→ **WHAT TO WORK ON**:
Take down each entry exactly as written.

Data entries:
--------

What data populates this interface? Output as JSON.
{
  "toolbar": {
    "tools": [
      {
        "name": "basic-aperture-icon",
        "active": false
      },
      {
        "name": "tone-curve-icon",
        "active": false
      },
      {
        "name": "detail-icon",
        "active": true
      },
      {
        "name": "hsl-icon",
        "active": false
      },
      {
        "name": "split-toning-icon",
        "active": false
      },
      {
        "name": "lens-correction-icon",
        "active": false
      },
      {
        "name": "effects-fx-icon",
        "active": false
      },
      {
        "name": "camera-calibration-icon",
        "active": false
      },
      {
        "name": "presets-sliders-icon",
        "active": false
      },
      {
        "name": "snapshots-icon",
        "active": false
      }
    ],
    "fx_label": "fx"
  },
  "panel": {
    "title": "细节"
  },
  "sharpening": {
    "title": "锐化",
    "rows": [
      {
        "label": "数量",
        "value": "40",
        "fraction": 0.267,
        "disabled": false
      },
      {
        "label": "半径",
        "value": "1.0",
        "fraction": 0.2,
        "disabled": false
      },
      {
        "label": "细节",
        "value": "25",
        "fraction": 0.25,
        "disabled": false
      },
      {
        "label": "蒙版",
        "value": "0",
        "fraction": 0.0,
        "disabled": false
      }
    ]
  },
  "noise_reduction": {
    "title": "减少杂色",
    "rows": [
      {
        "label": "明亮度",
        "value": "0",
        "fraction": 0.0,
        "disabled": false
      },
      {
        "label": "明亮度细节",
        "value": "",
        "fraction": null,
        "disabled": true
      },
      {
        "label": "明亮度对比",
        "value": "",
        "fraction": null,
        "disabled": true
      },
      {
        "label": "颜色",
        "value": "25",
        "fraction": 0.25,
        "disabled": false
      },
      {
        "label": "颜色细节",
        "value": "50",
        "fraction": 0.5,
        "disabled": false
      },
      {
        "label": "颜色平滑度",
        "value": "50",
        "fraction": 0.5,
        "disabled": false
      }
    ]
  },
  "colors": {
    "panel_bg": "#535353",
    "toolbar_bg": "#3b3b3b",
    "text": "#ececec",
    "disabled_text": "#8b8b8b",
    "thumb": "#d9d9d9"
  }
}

--------

→ **FINAL RESULT**:
What data populates this interface? Output as JSON.
{
  "toolbar": {
    "tools": [
      {
        "name": "basic-aperture-icon",
        "active": false
      },
      {
        "name": "tone-curve-icon",
        "active": false
      },
      {
        "name": "detail-icon",
        "active": true
      },
      {
        "name": "hsl-icon",
        "active": false
      },
      {
        "name": "split-toning-icon",
        "active": false
      },
      {
        "name": "lens-correction-icon",
        "active": false
      },
      {
        "name": "effects-fx-icon",
        "active": false
      },
      {
        "name": "camera-calibration-icon",
        "active": false
      },
      {
        "name": "presets-sliders-icon",
        "active": false
      },
      {
        "name": "snapshots-icon",
        "active": false
      }
    ],
    "fx_label": "fx"
  },
  "panel": {
    "title": "细节"
  },
  "sharpening": {
    "title": "锐化",
    "rows": [
      {
        "label": "数量",
        "value": "40",
        "fraction": 0.267,
        "disabled": false
      },
      {
        "label": "半径",
        "value": "1.0",
        "fraction": 0.2,
        "disabled": false
      },
      {
        "label": "细节",
        "value": "25",
        "fraction": 0.25,
        "disabled": false
      },
      {
        "label": "蒙版",
        "value": "0",
        "fraction": 0.0,
        "disabled": false
      }
    ]
  },
  "noise_reduction": {
    "title": "减少杂色",
    "rows": [
      {
        "label": "明亮度",
        "value": "0",
        "fraction": 0.0,
        "disabled": false
      },
      {
        "label": "明亮度细节",
        "value": "",
        "fraction": null,
        "disabled": true
      },
      {
        "label": "明亮度对比",
        "value": "",
        "fraction": null,
        "disabled": true
      },
      {
        "label": "颜色",
        "value": "25",
        "fraction": 0.25,
        "disabled": false
      },
      {
        "label": "颜色细节",
        "value": "50",
        "fraction": 0.5,
        "disabled": false
      },
      {
        "label": "颜色平滑度",
        "value": "50",
        "fraction": 0.5,
        "disabled": false
      }
    ]
  },
  "colors": {
    "panel_bg": "#535353",
    "toolbar_bg": "#3b3b3b",
    "text": "#ececec",
    "disabled_text": "#8b8b8b",
    "thumb": "#d9d9d9"
  }
}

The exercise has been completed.